Problem details
Gather the lines below that include the string "image", copying each in full.

-- START --

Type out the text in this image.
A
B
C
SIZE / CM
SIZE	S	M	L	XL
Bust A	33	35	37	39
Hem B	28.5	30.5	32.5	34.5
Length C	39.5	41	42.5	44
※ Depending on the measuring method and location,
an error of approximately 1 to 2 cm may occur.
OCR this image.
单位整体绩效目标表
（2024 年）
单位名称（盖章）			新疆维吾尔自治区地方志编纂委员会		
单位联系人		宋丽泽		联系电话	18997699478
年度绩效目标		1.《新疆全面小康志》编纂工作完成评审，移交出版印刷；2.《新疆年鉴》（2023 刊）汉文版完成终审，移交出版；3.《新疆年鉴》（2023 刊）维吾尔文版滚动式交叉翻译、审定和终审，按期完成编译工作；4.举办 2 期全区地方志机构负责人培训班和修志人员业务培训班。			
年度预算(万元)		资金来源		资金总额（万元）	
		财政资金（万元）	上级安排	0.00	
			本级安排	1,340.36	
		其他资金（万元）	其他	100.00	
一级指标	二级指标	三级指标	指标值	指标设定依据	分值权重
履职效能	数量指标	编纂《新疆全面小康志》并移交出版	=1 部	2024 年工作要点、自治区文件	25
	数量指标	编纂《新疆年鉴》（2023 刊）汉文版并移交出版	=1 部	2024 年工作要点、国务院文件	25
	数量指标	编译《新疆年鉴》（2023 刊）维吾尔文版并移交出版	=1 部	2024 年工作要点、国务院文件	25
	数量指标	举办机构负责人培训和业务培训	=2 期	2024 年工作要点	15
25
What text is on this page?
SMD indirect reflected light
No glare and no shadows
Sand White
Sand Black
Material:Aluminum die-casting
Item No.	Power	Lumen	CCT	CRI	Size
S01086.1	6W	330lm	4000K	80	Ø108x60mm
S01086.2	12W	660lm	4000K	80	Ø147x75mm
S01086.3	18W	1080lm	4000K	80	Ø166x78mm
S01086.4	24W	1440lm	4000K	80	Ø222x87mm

-- END --

Exercise output
Type out the text in this image.
OCR this image.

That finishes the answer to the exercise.